## Exercise task:
Write the material out again exactly.

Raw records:
______

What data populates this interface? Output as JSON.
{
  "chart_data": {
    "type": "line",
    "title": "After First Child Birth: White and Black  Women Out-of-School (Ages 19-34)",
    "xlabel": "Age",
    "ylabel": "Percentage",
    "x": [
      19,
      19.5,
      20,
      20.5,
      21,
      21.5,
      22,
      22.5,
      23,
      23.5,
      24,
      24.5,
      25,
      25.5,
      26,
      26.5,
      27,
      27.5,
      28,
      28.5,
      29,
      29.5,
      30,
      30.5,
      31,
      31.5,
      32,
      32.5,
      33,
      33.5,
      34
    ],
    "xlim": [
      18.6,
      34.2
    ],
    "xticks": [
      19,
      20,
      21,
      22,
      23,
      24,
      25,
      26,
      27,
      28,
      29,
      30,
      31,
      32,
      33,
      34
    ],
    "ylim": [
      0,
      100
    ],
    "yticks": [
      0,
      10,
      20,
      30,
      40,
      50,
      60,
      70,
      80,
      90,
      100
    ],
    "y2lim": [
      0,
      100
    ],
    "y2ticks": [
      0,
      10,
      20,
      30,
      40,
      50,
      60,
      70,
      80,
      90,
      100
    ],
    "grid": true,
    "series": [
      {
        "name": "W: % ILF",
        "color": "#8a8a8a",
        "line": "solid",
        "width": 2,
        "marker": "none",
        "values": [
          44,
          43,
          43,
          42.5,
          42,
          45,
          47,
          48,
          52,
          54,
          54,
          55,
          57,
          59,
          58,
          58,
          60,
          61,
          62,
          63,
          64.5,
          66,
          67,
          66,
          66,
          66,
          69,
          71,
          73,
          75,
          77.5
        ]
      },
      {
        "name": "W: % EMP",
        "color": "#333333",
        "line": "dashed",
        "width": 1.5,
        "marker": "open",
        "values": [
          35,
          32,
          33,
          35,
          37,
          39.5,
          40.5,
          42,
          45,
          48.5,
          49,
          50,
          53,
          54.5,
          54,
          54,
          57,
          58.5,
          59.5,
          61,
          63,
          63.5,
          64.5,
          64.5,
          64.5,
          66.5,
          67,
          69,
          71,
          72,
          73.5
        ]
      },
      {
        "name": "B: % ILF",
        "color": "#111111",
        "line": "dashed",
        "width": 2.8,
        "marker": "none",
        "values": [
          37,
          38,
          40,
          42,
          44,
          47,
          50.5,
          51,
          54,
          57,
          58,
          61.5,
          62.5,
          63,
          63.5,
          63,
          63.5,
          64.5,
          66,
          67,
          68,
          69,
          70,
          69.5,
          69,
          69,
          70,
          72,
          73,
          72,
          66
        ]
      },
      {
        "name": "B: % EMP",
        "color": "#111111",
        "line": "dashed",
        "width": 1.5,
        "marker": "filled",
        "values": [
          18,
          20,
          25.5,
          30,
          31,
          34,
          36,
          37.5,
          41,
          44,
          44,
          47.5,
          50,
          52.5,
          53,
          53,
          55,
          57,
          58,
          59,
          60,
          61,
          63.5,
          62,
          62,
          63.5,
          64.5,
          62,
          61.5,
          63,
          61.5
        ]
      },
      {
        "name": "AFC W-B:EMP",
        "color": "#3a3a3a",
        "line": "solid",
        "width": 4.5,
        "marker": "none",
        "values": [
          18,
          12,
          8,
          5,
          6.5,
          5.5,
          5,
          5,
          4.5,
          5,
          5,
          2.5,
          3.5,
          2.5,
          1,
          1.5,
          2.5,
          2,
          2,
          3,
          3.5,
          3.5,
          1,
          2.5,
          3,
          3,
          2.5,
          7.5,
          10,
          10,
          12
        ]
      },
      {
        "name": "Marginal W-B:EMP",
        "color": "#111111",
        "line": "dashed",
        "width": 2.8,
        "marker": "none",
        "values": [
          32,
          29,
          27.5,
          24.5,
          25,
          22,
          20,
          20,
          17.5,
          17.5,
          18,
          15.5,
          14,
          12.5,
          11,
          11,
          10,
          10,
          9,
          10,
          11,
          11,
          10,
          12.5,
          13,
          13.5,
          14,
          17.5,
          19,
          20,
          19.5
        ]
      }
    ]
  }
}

______

## Exercise output:
What data populates this interface? Output as JSON.
{
  "chart_data": {
    "type": "line",
    "title": "After First Child Birth: White and Black  Women Out-of-School (Ages 19-34)",
    "xlabel": "Age",
    "ylabel": "Percentage",
    "x": [
      19,
      19.5,
      20,
      20.5,
      21,
      21.5,
      22,
      22.5,
      23,
      23.5,
      24,
      24.5,
      25,
      25.5,
      26,
      26.5,
      27,
      27.5,
      28,
      28.5,
      29,
      29.5,
      30,
      30.5,
      31,
      31.5,
      32,
      32.5,
      33,
      33.5,
      34
    ],
    "xlim": [
      18.6,
      34.2
    ],
    "xticks": [
      19,
      20,
      21,
      22,
      23,
      24,
      25,
      26,
      27,
      28,
      29,
      30,
      31,
      32,
      33,
      34
    ],
    "ylim": [
      0,
      100
    ],
    "yticks": [
      0,
      10,
      20,
      30,
      40,
      50,
      60,
      70,
      80,
      90,
      100
    ],
    "y2lim": [
      0,
      100
    ],
    "y2ticks": [
      0,
      10,
      20,
      30,
      40,
      50,
      60,
      70,
      80,
      90,
      100
    ],
    "grid": true,
    "series": [
      {
        "name": "W: % ILF",
        "color": "#8a8a8a",
        "line": "solid",
        "width": 2,
        "marker": "none",
        "values": [
          44,
          43,
          43,
          42.5,
          42,
          45,
          47,
          48,
          52,
          54,
          54,
          55,
          57,
          59,
          58,
          58,
          60,
          61,
          62,
          63,
          64.5,
          66,
          67,
          66,
          66,
          66,
          69,
          71,
          73,
          75,
          77.5
        ]
      },
      {
        "name": "W: % EMP",
        "color": "#333333",
        "line": "dashed",
        "width": 1.5,
        "marker": "open",
        "values": [
          35,
          32,
          33,
          35,
          37,
          39.5,
          40.5,
          42,
          45,
          48.5,
          49,
          50,
          53,
          54.5,
          54,
          54,
          57,
          58.5,
          59.5,
          61,
          63,
          63.5,
          64.5,
          64.5,
          64.5,
          66.5,
          67,
          69,
          71,
          72,
          73.5
        ]
      },
      {
        "name": "B: % ILF",
        "color": "#111111",
        "line": "dashed",
        "width": 2.8,
        "marker": "none",
        "values": [
          37,
          38,
          40,
          42,
          44,
          47,
          50.5,
          51,
          54,
          57,
          58,
          61.5,
          62.5,
          63,
          63.5,
          63,
          63.5,
          64.5,
          66,
          67,
          68,
          69,
          70,
          69.5,
          69,
          69,
          70,
          72,
          73,
          72,
          66
        ]
      },
      {
        "name": "B: % EMP",
        "color": "#111111",
        "line": "dashed",
        "width": 1.5,
        "marker": "filled",
        "values": [
          18,
          20,
          25.5,
          30,
          31,
          34,
          36,
          37.5,
          41,
          44,
          44,
          47.5,
          50,
          52.5,
          53,
          53,
          55,
          57,
          58,
          59,
          60,
          61,
          63.5,
          62,
          62,
          63.5,
          64.5,
          62,
          61.5,
          63,
          61.5
        ]
      },
      {
        "name": "AFC W-B:EMP",
        "color": "#3a3a3a",
        "line": "solid",
        "width": 4.5,
        "marker": "none",
        "values": [
          18,
          12,
          8,
          5,
          6.5,
          5.5,
          5,
          5,
          4.5,
          5,
          5,
          2.5,
          3.5,
          2.5,
          1,
          1.5,
          2.5,
          2,
          2,
          3,
          3.5,
          3.5,
          1,
          2.5,
          3,
          3,
          2.5,
          7.5,
          10,
          10,
          12
        ]
      },
      {
        "name": "Marginal W-B:EMP",
        "color": "#111111",
        "line": "dashed",
        "width": 2.8,
        "marker": "none",
        "values": [
          32,
          29,
          27.5,
          24.5,
          25,
          22,
          20,
          20,
          17.5,
          17.5,
          18,
          15.5,
          14,
          12.5,
          11,
          11,
          10,
          10,
          9,
          10,
          11,
          11,
          10,
          12.5,
          13,
          13.5,
          14,
          17.5,
          19,
          20,
          19.5
        ]
      }
    ]
  }
}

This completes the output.